* _Objective_
Please write out the material that follows, exactly as it stands.
───── Entries ─────
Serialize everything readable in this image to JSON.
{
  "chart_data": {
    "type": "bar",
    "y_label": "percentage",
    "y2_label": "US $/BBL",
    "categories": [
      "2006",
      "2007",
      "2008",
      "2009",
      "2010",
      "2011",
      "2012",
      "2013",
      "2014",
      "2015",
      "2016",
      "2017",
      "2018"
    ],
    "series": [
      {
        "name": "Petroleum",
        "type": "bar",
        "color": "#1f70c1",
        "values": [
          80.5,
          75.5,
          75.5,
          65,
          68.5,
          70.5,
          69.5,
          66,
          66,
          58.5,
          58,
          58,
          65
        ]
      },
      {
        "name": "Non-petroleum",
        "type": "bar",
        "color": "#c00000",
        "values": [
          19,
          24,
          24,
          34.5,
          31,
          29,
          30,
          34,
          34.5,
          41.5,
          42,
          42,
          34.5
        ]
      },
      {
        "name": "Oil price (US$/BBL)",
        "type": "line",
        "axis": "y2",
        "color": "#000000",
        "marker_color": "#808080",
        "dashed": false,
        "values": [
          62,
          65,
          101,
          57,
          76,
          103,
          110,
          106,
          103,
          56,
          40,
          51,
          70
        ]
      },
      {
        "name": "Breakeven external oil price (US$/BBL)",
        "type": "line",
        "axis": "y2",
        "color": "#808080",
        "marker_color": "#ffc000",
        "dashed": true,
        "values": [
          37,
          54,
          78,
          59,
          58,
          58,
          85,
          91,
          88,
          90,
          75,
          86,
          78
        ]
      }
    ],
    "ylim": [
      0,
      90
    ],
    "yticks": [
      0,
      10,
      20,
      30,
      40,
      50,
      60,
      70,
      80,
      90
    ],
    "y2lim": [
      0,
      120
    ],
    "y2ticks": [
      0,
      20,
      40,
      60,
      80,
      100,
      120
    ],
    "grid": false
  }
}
─────
* _Written answer_
Serialize everything readable in this image to JSON.
{
  "chart_data": {
    "type": "bar",
    "y_label": "percentage",
    "y2_label": "US $/BBL",
    "categories": [
      "2006",
      "2007",
      "2008",
      "2009",
      "2010",
      "2011",
      "2012",
      "2013",
      "2014",
      "2015",
      "2016",
      "2017",
      "2018"
    ],
    "series": [
      {
        "name": "Petroleum",
        "type": "bar",
        "color": "#1f70c1",
        "values": [
          80.5,
          75.5,
          75.5,
          65,
          68.5,
          70.5,
          69.5,
          66,
          66,
          58.5,
          58,
          58,
          65
        ]
      },
      {
        "name": "Non-petroleum",
        "type": "bar",
        "color": "#c00000",
        "values": [
          19,
          24,
          24,
          34.5,
          31,
          29,
          30,
          34,
          34.5,
          41.5,
          42,
          42,
          34.5
        ]
      },
      {
        "name": "Oil price (US$/BBL)",
        "type": "line",
        "axis": "y2",
        "color": "#000000",
        "marker_color": "#808080",
        "dashed": false,
        "values": [
          62,
          65,
          101,
          57,
          76,
          103,
          110,
          106,
          103,
          56,
          40,
          51,
          70
        ]
      },
      {
        "name": "Breakeven external oil price (US$/BBL)",
        "type": "line",
        "axis": "y2",
        "color": "#808080",
        "marker_color": "#ffc000",
        "dashed": true,
        "values": [
          37,
          54,
          78,
          59,
          58,
          58,
          85,
          91,
          88,
          90,
          75,
          86,
          78
        ]
      }
    ],
    "ylim": [
      0,
      90
    ],
    "yticks": [
      0,
      10,
      20,
      30,
      40,
      50,
      60,
      70,
      80,
      90
    ],
    "y2lim": [
      0,
      120
    ],
    "y2ticks": [
      0,
      20,
      40,
      60,
      80,
      100,
      120
    ],
    "grid": false
  }
}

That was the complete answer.